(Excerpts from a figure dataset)
——————————

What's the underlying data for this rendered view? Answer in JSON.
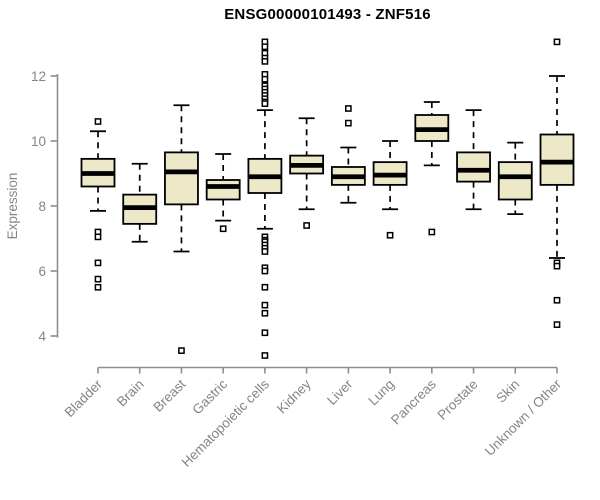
{
  "chart_data": {
    "type": "boxplot",
    "title": "ENSG00000101493 - ZNF516",
    "ylabel": "Expression",
    "xlabel": "",
    "yticks": [
      4,
      6,
      8,
      10,
      12
    ],
    "ylim": [
      3.2,
      13.3
    ],
    "grid": false,
    "x_label_rotation_deg": 45,
    "box_fill": "#EDE8C7",
    "box_stroke": "#000000",
    "median_color": "#000000",
    "outlier_color": "#000000",
    "axis_color": "#8E8E8E",
    "text_color": "#858585",
    "title_color": "#000000",
    "categories": [
      "Bladder",
      "Brain",
      "Breast",
      "Gastric",
      "Hematopoietic cells",
      "Kidney",
      "Liver",
      "Lung",
      "Pancreas",
      "Prostate",
      "Skin",
      "Unknown / Other"
    ],
    "series": [
      {
        "category": "Bladder",
        "whisker_low": 7.85,
        "q1": 8.6,
        "median": 9.0,
        "q3": 9.45,
        "whisker_high": 10.3,
        "outliers": [
          10.6,
          7.2,
          7.05,
          6.25,
          5.75,
          5.5
        ]
      },
      {
        "category": "Brain",
        "whisker_low": 6.9,
        "q1": 7.45,
        "median": 7.95,
        "q3": 8.35,
        "whisker_high": 9.3,
        "outliers": []
      },
      {
        "category": "Breast",
        "whisker_low": 6.6,
        "q1": 8.05,
        "median": 9.05,
        "q3": 9.65,
        "whisker_high": 11.1,
        "outliers": [
          3.55
        ]
      },
      {
        "category": "Gastric",
        "whisker_low": 7.55,
        "q1": 8.2,
        "median": 8.6,
        "q3": 8.8,
        "whisker_high": 9.6,
        "outliers": [
          7.3
        ]
      },
      {
        "category": "Hematopoietic cells",
        "whisker_low": 7.3,
        "q1": 8.4,
        "median": 8.9,
        "q3": 9.45,
        "whisker_high": 10.95,
        "outliers": [
          13.05,
          12.9,
          12.7,
          12.55,
          12.45,
          12.05,
          11.9,
          11.7,
          11.6,
          11.5,
          11.4,
          11.3,
          11.2,
          11.15,
          7.05,
          6.95,
          6.9,
          6.8,
          6.7,
          6.6,
          6.1,
          6.0,
          5.5,
          4.95,
          4.7,
          4.1,
          3.4
        ]
      },
      {
        "category": "Kidney",
        "whisker_low": 7.9,
        "q1": 9.0,
        "median": 9.25,
        "q3": 9.55,
        "whisker_high": 10.7,
        "outliers": [
          7.4
        ]
      },
      {
        "category": "Liver",
        "whisker_low": 8.1,
        "q1": 8.65,
        "median": 8.9,
        "q3": 9.2,
        "whisker_high": 9.8,
        "outliers": [
          11.0,
          10.55
        ]
      },
      {
        "category": "Lung",
        "whisker_low": 7.9,
        "q1": 8.65,
        "median": 8.95,
        "q3": 9.35,
        "whisker_high": 10.0,
        "outliers": [
          7.1
        ]
      },
      {
        "category": "Pancreas",
        "whisker_low": 9.25,
        "q1": 10.0,
        "median": 10.35,
        "q3": 10.8,
        "whisker_high": 11.2,
        "outliers": [
          7.2
        ]
      },
      {
        "category": "Prostate",
        "whisker_low": 7.9,
        "q1": 8.75,
        "median": 9.1,
        "q3": 9.65,
        "whisker_high": 10.95,
        "outliers": []
      },
      {
        "category": "Skin",
        "whisker_low": 7.75,
        "q1": 8.2,
        "median": 8.9,
        "q3": 9.35,
        "whisker_high": 9.95,
        "outliers": []
      },
      {
        "category": "Unknown / Other",
        "whisker_low": 6.4,
        "q1": 8.65,
        "median": 9.35,
        "q3": 10.2,
        "whisker_high": 12.0,
        "outliers": [
          13.05,
          6.25,
          6.15,
          5.1,
          4.35
        ]
      }
    ]
  }
}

——————————

## WHAT IS REQUIRED
Word for word, restate each line above, minus its pictures.

## OUTPUT FOR THIS EXERCISE
What's the underlying data for this rendered view? Answer in JSON.
{
  "chart_data": {
    "type": "boxplot",
    "title": "ENSG00000101493 - ZNF516",
    "ylabel": "Expression",
    "xlabel": "",
    "yticks": [
      4,
      6,
      8,
      10,
      12
    ],
    "ylim": [
      3.2,
      13.3
    ],
    "grid": false,
    "x_label_rotation_deg": 45,
    "box_fill": "#EDE8C7",
    "box_stroke": "#000000",
    "median_color": "#000000",
    "outlier_color": "#000000",
    "axis_color": "#8E8E8E",
    "text_color": "#858585",
    "title_color": "#000000",
    "categories": [
      "Bladder",
      "Brain",
      "Breast",
      "Gastric",
      "Hematopoietic cells",
      "Kidney",
      "Liver",
      "Lung",
      "Pancreas",
      "Prostate",
      "Skin",
      "Unknown / Other"
    ],
    "series": [
      {
        "category": "Bladder",
        "whisker_low": 7.85,
        "q1": 8.6,
        "median": 9.0,
        "q3": 9.45,
        "whisker_high": 10.3,
        "outliers": [
          10.6,
          7.2,
          7.05,
          6.25,
          5.75,
          5.5
        ]
      },
      {
        "category": "Brain",
        "whisker_low": 6.9,
        "q1": 7.45,
        "median": 7.95,
        "q3": 8.35,
        "whisker_high": 9.3,
        "outliers": []
      },
      {
        "category": "Breast",
        "whisker_low": 6.6,
        "q1": 8.05,
        "median": 9.05,
        "q3": 9.65,
        "whisker_high": 11.1,
        "outliers": [
          3.55
        ]
      },
      {
        "category": "Gastric",
        "whisker_low": 7.55,
        "q1": 8.2,
        "median": 8.6,
        "q3": 8.8,
        "whisker_high": 9.6,
        "outliers": [
          7.3
        ]
      },
      {
        "category": "Hematopoietic cells",
        "whisker_low": 7.3,
        "q1": 8.4,
        "median": 8.9,
        "q3": 9.45,
        "whisker_high": 10.95,
        "outliers": [
          13.05,
          12.9,
          12.7,
          12.55,
          12.45,
          12.05,
          11.9,
          11.7,
          11.6,
          11.5,
          11.4,
          11.3,
          11.2,
          11.15,
          7.05,
          6.95,
          6.9,
          6.8,
          6.7,
          6.6,
          6.1,
          6.0,
          5.5,
          4.95,
          4.7,
          4.1,
          3.4
        ]
      },
      {
        "category": "Kidney",
        "whisker_low": 7.9,
        "q1": 9.0,
        "median": 9.25,
        "q3": 9.55,
        "whisker_high": 10.7,
        "outliers": [
          7.4
        ]
      },
      {
        "category": "Liver",
        "whisker_low": 8.1,
        "q1": 8.65,
        "median": 8.9,
        "q3": 9.2,
        "whisker_high": 9.8,
        "outliers": [
          11.0,
          10.55
        ]
      },
      {
        "category": "Lung",
        "whisker_low": 7.9,
        "q1": 8.65,
        "median": 8.95,
        "q3": 9.35,
        "whisker_high": 10.0,
        "outliers": [
          7.1
        ]
      },
      {
        "category": "Pancreas",
        "whisker_low": 9.25,
        "q1": 10.0,
        "median": 10.35,
        "q3": 10.8,
        "whisker_high": 11.2,
        "outliers": [
          7.2
        ]
      },
      {
        "category": "Prostate",
        "whisker_low": 7.9,
        "q1": 8.75,
        "median": 9.1,
        "q3": 9.65,
        "whisker_high": 10.95,
        "outliers": []
      },
      {
        "category": "Skin",
        "whisker_low": 7.75,
        "q1": 8.2,
        "median": 8.9,
        "q3": 9.35,
        "whisker_high": 9.95,
        "outliers": []
      },
      {
        "category": "Unknown / Other",
        "whisker_low": 6.4,
        "q1": 8.65,
        "median": 9.35,
        "q3": 10.2,
        "whisker_high": 12.0,
        "outliers": [
          13.05,
          6.25,
          6.15,
          5.1,
          4.35
        ]
      }
    ]
  }
}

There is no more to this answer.